I’m Too Tired for New Year’s Resolutions
The past few days I’ve been seeing a long checklist template floating around Instagram stories, with a bunch of “New Year’s Resolutions.” You’re supposed to check all of the ones you’d like to accomplish in 2018. Things that would make you look like a real loser if you didn’t check the boxes—volunteering, donating money to charities, reducing plastic waste, etc.
All good things. But I can’t help but have a bit of an anxious feeling in my stomach whenever I see lists like this.
We need to make our resolutions, choose our “word the year,” buy our gym memberships, our Whole 30 cookbooks, our planners, our journals with promises to ourselves that we’ll spend more time in God’s word.
It’s like we look at this year as a flop, see ourselves as failures, and say “NEXT YEAR. That’ll be it. The year I fix everything.”
You know what? The jokes that everyone makes about resolutions are true. Because I know I won’t follow through on everything. I know I’ll still be overwhelmed, tired—maybe even a little bit lazy—at the end of the day.
And you know what else? I don’t want to scrap 2018 and start over.
2018 was the year our amazing second son joined our family. The year I was stripped down to my core by exhaustion and postpartum anxiety, and I learned my real strength in Christ through caring for two young children.
My husband and I learned that even though kids take away a lot of the time we used to have together, even though we have fights and arguments and bad days, we’re a pretty good team. And that we will always be a team.
I was forced to give up some of (key word: SOME) my anxiety. I’m slowly learning to give it to the Lord, and also because I just don’t have the energy to be so stressed out all the time anymore. When I take time to think about it, I’m so grateful for everything the Lord has given us.

* TASKS TO CARRY OUT:
1. List everything the resolutions essay says we need to make, choose or buy for the new year.
2. Does each statement agree with the resolutions essay? Answer yes or no, and quote the deciding words.
(a) The author wants to scrap 2018 and start over.
(b) The author's second son joined the family in 2018.
(c) The author expects to follow through on every resolution.
3. Please reproduce everything in the resolutions essay from "I’m Too Tired" down to "in God’s word.".
The entries after this point are separate material, not part of the resolutions essay.

* INFORMATION PROVIDED:

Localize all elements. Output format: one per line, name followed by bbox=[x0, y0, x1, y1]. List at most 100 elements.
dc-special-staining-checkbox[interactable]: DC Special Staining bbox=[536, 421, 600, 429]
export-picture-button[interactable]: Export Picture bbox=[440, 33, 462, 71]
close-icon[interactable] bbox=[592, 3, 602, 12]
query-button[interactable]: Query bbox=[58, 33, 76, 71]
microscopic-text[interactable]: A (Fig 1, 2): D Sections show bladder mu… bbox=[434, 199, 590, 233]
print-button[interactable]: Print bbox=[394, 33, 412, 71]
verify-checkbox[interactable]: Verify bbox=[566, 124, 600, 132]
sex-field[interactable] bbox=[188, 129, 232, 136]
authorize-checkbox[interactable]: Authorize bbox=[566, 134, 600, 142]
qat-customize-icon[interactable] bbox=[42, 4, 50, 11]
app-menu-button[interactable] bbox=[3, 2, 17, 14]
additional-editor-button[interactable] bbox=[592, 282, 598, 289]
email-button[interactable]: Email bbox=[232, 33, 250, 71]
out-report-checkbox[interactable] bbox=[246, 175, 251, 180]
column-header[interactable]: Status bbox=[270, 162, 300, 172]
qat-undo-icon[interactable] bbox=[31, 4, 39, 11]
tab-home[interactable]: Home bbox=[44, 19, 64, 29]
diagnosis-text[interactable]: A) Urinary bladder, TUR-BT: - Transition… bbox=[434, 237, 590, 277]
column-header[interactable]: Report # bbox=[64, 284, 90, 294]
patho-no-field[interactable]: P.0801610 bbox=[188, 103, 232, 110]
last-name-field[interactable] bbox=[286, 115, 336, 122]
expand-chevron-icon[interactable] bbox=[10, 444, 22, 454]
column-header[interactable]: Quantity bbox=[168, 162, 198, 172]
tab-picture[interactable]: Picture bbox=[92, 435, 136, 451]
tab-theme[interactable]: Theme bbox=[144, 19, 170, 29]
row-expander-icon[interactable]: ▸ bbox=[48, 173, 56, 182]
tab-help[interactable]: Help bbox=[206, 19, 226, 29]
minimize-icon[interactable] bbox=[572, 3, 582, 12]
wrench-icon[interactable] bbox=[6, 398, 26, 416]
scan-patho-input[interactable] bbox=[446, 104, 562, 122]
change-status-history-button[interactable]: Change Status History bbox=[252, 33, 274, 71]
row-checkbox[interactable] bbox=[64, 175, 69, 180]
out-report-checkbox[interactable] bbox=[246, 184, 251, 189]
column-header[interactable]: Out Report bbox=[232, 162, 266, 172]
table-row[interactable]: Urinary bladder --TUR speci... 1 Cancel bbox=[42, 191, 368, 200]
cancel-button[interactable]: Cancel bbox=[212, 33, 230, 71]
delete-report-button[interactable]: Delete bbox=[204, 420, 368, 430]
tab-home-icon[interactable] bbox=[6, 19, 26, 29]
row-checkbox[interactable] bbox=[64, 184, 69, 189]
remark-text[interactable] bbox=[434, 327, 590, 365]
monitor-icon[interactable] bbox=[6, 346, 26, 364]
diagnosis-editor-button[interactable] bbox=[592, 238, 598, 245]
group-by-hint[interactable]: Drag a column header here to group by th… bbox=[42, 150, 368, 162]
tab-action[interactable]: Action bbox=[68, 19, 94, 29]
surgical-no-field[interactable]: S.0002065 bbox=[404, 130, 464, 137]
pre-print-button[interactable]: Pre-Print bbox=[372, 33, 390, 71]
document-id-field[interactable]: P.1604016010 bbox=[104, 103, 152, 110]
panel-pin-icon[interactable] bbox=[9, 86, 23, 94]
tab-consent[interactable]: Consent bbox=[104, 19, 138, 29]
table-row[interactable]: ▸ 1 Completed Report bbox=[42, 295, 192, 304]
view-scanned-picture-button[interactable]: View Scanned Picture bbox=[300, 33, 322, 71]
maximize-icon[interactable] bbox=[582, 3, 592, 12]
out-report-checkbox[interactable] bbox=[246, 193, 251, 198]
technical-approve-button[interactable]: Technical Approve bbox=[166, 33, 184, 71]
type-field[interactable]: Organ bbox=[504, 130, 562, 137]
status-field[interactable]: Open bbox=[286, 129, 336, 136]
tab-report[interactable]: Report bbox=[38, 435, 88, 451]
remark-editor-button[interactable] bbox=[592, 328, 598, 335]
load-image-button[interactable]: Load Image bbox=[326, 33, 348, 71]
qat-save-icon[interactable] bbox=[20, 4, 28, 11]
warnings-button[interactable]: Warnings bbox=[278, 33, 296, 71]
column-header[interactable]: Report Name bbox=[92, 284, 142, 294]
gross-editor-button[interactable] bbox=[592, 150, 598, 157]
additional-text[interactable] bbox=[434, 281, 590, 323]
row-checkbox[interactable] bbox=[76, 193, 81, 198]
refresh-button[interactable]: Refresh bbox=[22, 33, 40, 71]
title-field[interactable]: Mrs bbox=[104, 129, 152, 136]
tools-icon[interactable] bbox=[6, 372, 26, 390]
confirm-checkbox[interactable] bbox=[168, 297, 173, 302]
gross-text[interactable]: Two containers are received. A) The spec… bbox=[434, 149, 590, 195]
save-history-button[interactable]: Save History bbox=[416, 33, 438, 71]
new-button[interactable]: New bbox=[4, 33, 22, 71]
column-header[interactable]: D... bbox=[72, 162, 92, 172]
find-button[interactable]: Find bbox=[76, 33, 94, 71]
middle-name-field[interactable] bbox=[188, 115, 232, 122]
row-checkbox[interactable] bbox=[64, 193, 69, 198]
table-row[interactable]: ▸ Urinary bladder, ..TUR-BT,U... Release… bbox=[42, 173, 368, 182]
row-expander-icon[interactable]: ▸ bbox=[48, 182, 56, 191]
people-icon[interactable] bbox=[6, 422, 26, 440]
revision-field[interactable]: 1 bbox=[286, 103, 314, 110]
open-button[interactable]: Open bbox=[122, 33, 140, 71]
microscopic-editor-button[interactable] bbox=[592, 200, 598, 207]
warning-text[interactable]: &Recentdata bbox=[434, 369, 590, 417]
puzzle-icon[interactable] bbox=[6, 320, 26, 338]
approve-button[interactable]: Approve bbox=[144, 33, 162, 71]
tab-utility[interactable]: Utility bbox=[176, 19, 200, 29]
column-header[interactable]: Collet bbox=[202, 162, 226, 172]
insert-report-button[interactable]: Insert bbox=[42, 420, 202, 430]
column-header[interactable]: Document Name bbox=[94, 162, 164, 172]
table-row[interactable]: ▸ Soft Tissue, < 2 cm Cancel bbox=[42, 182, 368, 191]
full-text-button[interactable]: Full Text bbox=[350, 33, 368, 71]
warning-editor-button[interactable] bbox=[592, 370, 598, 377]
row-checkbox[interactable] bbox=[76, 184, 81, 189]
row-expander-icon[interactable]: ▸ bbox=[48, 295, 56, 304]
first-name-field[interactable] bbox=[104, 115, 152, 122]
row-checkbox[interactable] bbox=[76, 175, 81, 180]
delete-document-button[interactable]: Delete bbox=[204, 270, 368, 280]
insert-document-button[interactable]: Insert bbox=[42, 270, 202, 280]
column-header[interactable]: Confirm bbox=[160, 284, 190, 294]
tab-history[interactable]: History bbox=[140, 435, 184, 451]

* RESPONSE LIST:
1.
- resolutions
- a "word the year"
- gym memberships
- Whole 30 cookbooks
- planners
- journals

2.
(a) No: "I don’t want to scrap 2018 and start over."
(b) Yes: "2018 was the year our amazing second son joined our family."
(c) No: "Because I know I won’t follow through on everything."

3.
I’m Too Tired for New Year’s Resolutions
The past few days I’ve been seeing a long checklist template floating around Instagram stories, with a bunch of “New Year’s Resolutions.” You’re supposed to check all of the ones you’d like to accomplish in 2018. Things that would make you look like a real loser if you didn’t check the boxes—volunteering, donating money to charities, reducing plastic waste, etc.
All good things. But I can’t help but have a bit of an anxious feeling in my stomach whenever I see lists like this.
We need to make our resolutions, choose our “word the year,” buy our gym memberships, our Whole 30 cookbooks, our planners, our journals with promises to ourselves that we’ll spend more time in God’s word.